_Your task_
Please restate the following records word for word.

_Material shown_
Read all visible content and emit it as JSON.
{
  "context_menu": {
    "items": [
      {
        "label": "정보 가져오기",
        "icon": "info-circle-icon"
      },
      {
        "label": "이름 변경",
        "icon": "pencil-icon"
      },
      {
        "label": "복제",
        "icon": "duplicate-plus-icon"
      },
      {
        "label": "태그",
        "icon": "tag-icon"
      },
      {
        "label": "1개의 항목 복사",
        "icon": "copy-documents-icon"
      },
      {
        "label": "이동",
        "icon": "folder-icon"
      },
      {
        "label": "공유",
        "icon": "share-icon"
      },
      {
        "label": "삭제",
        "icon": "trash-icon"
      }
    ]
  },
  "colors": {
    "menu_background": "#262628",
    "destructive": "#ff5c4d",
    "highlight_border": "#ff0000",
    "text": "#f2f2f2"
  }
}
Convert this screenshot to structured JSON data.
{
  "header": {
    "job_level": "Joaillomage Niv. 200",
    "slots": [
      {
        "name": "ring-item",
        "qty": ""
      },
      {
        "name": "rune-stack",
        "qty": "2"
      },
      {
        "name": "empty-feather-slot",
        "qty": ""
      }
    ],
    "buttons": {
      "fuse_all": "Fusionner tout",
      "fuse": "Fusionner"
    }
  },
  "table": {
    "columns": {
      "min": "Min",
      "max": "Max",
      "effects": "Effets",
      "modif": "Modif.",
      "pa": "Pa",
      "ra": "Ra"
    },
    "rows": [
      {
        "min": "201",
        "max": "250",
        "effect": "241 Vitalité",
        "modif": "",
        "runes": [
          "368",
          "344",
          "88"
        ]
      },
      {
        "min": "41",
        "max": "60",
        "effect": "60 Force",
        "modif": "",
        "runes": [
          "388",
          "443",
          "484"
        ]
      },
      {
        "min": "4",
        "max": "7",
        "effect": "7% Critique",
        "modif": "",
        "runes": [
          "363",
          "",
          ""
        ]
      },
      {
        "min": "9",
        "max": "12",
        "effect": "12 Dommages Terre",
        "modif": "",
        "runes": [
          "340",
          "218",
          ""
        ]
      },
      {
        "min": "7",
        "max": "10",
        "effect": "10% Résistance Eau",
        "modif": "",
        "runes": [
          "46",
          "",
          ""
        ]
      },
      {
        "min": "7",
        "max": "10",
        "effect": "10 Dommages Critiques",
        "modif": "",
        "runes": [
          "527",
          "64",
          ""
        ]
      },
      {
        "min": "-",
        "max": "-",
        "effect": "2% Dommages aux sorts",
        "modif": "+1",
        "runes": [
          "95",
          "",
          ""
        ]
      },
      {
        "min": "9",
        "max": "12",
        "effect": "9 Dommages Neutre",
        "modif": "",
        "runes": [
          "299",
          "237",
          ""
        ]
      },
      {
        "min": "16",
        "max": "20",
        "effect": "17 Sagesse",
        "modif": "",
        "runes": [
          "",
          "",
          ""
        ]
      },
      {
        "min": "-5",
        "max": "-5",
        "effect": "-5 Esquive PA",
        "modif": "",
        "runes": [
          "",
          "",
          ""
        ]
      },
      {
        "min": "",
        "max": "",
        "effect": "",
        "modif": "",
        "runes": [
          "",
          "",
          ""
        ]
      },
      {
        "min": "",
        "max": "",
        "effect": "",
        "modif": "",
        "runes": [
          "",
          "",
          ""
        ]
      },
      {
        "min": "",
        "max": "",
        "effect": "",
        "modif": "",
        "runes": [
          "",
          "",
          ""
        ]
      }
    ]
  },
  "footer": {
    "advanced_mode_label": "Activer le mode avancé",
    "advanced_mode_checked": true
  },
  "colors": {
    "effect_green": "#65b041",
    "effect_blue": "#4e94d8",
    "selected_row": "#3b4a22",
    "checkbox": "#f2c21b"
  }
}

_Output_
Read all visible content and emit it as JSON.
{
  "context_menu": {
    "items": [
      {
        "label": "정보 가져오기",
        "icon": "info-circle-icon"
      },
      {
        "label": "이름 변경",
        "icon": "pencil-icon"
      },
      {
        "label": "복제",
        "icon": "duplicate-plus-icon"
      },
      {
        "label": "태그",
        "icon": "tag-icon"
      },
      {
        "label": "1개의 항목 복사",
        "icon": "copy-documents-icon"
      },
      {
        "label": "이동",
        "icon": "folder-icon"
      },
      {
        "label": "공유",
        "icon": "share-icon"
      },
      {
        "label": "삭제",
        "icon": "trash-icon"
      }
    ]
  },
  "colors": {
    "menu_background": "#262628",
    "destructive": "#ff5c4d",
    "highlight_border": "#ff0000",
    "text": "#f2f2f2"
  }
}
Convert this screenshot to structured JSON data.
{
  "header": {
    "job_level": "Joaillomage Niv. 200",
    "slots": [
      {
        "name": "ring-item",
        "qty": ""
      },
      {
        "name": "rune-stack",
        "qty": "2"
      },
      {
        "name": "empty-feather-slot",
        "qty": ""
      }
    ],
    "buttons": {
      "fuse_all": "Fusionner tout",
      "fuse": "Fusionner"
    }
  },
  "table": {
    "columns": {
      "min": "Min",
      "max": "Max",
      "effects": "Effets",
      "modif": "Modif.",
      "pa": "Pa",
      "ra": "Ra"
    },
    "rows": [
      {
        "min": "201",
        "max": "250",
        "effect": "241 Vitalité",
        "modif": "",
        "runes": [
          "368",
          "344",
          "88"
        ]
      },
      {
        "min": "41",
        "max": "60",
        "effect": "60 Force",
        "modif": "",
        "runes": [
          "388",
          "443",
          "484"
        ]
      },
      {
        "min": "4",
        "max": "7",
        "effect": "7% Critique",
        "modif": "",
        "runes": [
          "363",
          "",
          ""
        ]
      },
      {
        "min": "9",
        "max": "12",
        "effect": "12 Dommages Terre",
        "modif": "",
        "runes": [
          "340",
          "218",
          ""
        ]
      },
      {
        "min": "7",
        "max": "10",
        "effect": "10% Résistance Eau",
        "modif": "",
        "runes": [
          "46",
          "",
          ""
        ]
      },
      {
        "min": "7",
        "max": "10",
        "effect": "10 Dommages Critiques",
        "modif": "",
        "runes": [
          "527",
          "64",
          ""
        ]
      },
      {
        "min": "-",
        "max": "-",
        "effect": "2% Dommages aux sorts",
        "modif": "+1",
        "runes": [
          "95",
          "",
          ""
        ]
      },
      {
        "min": "9",
        "max": "12",
        "effect": "9 Dommages Neutre",
        "modif": "",
        "runes": [
          "299",
          "237",
          ""
        ]
      },
      {
        "min": "16",
        "max": "20",
        "effect": "17 Sagesse",
        "modif": "",
        "runes": [
          "",
          "",
          ""
        ]
      },
      {
        "min": "-5",
        "max": "-5",
        "effect": "-5 Esquive PA",
        "modif": "",
        "runes": [
          "",
          "",
          ""
        ]
      },
      {
        "min": "",
        "max": "",
        "effect": "",
        "modif": "",
        "runes": [
          "",
          "",
          ""
        ]
      },
      {
        "min": "",
        "max": "",
        "effect": "",
        "modif": "",
        "runes": [
          "",
          "",
          ""
        ]
      },
      {
        "min": "",
        "max": "",
        "effect": "",
        "modif": "",
        "runes": [
          "",
          "",
          ""
        ]
      }
    ]
  },
  "footer": {
    "advanced_mode_label": "Activer le mode avancé",
    "advanced_mode_checked": true
  },
  "colors": {
    "effect_green": "#65b041",
    "effect_blue": "#4e94d8",
    "selected_row": "#3b4a22",
    "checkbox": "#f2c21b"
  }
}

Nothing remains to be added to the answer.